● **DATA FOR THIS TASK**:
■ ■ ■ ■

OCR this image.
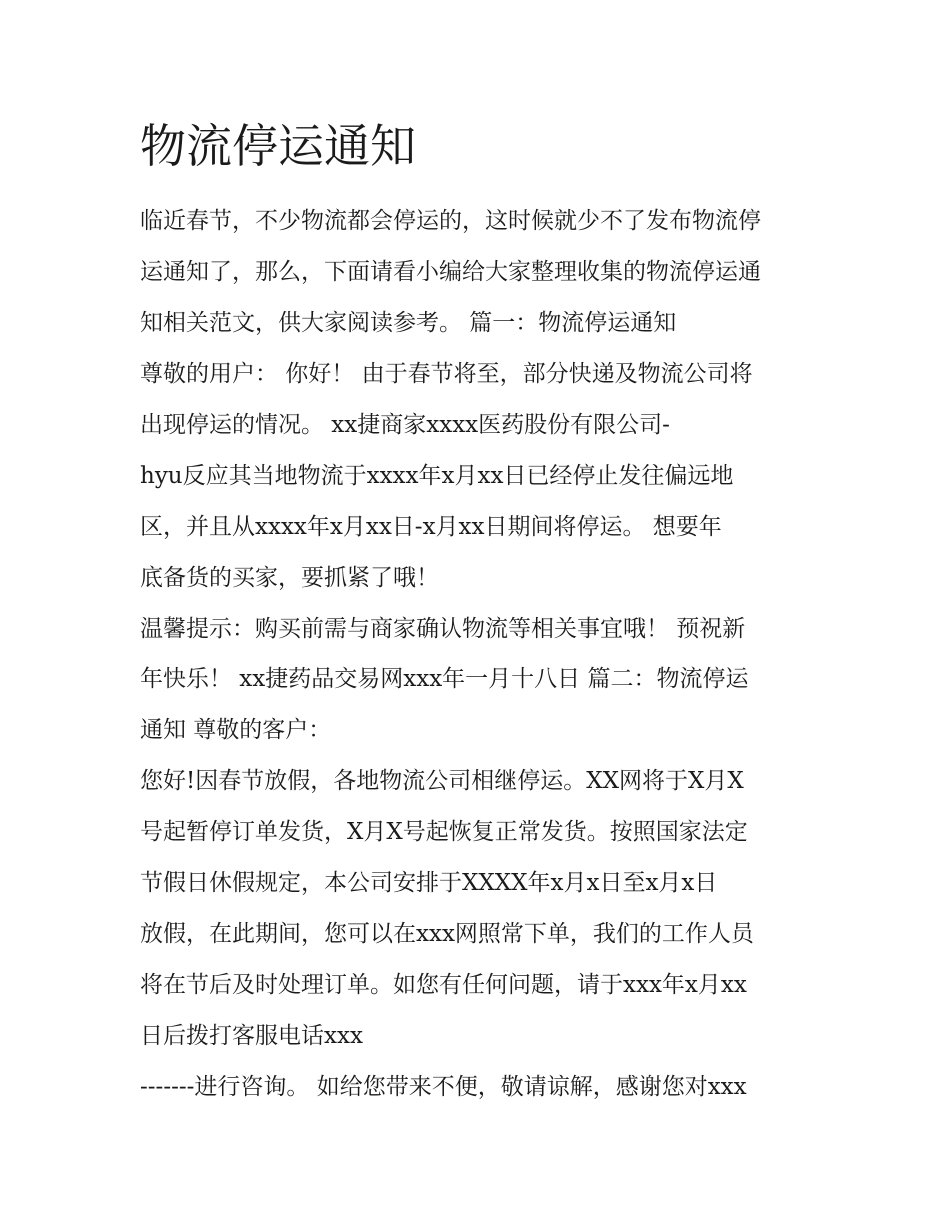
物流停运通知

临近春节，不少物流都会停运的，这时候就少不了发布物流停

运通知了，那么，下面请看小编给大家整理收集的物流停运通

知相关范文，供大家阅读参考。 篇一：物流停运通知

尊敬的用户： 你好！ 由于春节将至，部分快递及物流公司将

出现停运的情况。 xx捷商家xxxx医药股份有限公司-

hyu反应其当地物流于xxxx年x月xx日已经停止发往偏远地

区，并且从xxxx年x月xx日-x月xx日期间将停运。 想要年

底备货的买家，要抓紧了哦！

温馨提示：购买前需与商家确认物流等相关事宜哦！ 预祝新

年快乐！ xx捷药品交易网xxx年一月十八日 篇二：物流停运

通知 尊敬的客户：

您好!因春节放假，各地物流公司相继停运。XX网将于X月X

号起暂停订单发货，X月X号起恢复正常发货。按照国家法定

节假日休假规定，本公司安排于XXXX年x月x日至x月x日

放假，在此期间，您可以在xxx网照常下单，我们的工作人员

将在节后及时处理订单。如您有任何问题，请于xxx年x月xx

日后拨打客服电话xxx

-------进行咨询。 如给您带来不便，敬请谅解，感谢您对xxx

■ ■ ■ ■

● **WHAT IS EXPECTED**:
Reproduce each entry precisely, dropping only the pictures.

● **FULL RESPONSE**:
OCR this image.
物流停运通知

临近春节，不少物流都会停运的，这时候就少不了发布物流停

运通知了，那么，下面请看小编给大家整理收集的物流停运通

知相关范文，供大家阅读参考。 篇一：物流停运通知

尊敬的用户： 你好！ 由于春节将至，部分快递及物流公司将

出现停运的情况。 xx捷商家xxxx医药股份有限公司-

hyu反应其当地物流于xxxx年x月xx日已经停止发往偏远地

区，并且从xxxx年x月xx日-x月xx日期间将停运。 想要年

底备货的买家，要抓紧了哦！

温馨提示：购买前需与商家确认物流等相关事宜哦！ 预祝新

年快乐！ xx捷药品交易网xxx年一月十八日 篇二：物流停运

通知 尊敬的客户：

您好!因春节放假，各地物流公司相继停运。XX网将于X月X

号起暂停订单发货，X月X号起恢复正常发货。按照国家法定

节假日休假规定，本公司安排于XXXX年x月x日至x月x日

放假，在此期间，您可以在xxx网照常下单，我们的工作人员

将在节后及时处理订单。如您有任何问题，请于xxx年x月xx

日后拨打客服电话xxx

-------进行咨询。 如给您带来不便，敬请谅解，感谢您对xxx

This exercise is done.